Data provided:
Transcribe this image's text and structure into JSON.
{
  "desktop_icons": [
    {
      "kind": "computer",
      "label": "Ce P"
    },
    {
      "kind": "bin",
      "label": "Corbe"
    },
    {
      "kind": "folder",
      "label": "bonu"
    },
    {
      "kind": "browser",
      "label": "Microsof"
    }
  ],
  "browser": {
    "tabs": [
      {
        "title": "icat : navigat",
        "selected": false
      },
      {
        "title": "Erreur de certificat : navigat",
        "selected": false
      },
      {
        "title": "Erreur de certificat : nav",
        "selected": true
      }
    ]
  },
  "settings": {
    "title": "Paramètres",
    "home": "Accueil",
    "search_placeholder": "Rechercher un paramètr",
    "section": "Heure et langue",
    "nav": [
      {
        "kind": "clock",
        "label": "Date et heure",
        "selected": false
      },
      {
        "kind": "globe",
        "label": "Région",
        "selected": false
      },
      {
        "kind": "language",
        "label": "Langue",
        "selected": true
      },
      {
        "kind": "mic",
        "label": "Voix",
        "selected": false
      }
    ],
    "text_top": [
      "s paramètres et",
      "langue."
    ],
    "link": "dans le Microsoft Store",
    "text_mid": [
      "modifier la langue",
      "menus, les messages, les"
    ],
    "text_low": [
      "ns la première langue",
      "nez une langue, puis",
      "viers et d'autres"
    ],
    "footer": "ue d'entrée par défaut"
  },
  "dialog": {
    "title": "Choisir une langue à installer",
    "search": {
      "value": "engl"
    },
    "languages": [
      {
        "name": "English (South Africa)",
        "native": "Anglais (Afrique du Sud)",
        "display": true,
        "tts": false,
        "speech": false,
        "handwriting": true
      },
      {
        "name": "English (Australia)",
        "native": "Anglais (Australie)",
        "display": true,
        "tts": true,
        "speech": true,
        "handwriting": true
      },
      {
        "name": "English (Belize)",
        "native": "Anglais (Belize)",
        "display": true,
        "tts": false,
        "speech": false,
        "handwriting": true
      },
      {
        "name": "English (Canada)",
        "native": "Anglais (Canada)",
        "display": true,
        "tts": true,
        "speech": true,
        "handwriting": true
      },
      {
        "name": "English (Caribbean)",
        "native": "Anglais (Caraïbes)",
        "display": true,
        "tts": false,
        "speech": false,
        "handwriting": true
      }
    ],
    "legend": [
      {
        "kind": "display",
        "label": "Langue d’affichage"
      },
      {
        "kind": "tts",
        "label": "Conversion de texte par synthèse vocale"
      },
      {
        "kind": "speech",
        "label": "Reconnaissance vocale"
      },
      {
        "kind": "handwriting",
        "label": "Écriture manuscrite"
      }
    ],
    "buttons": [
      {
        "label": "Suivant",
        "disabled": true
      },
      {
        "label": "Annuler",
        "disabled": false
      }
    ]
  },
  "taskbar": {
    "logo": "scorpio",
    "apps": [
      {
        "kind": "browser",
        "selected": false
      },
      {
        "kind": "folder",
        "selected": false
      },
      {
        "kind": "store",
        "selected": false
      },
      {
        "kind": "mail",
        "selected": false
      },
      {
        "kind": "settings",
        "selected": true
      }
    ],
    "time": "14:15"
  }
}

Given exercise: Find the lines above holding the word "certificat" and show them.

Result:
        "title": "Erreur de certificat : navigat",
        "title": "Erreur de certificat : nav",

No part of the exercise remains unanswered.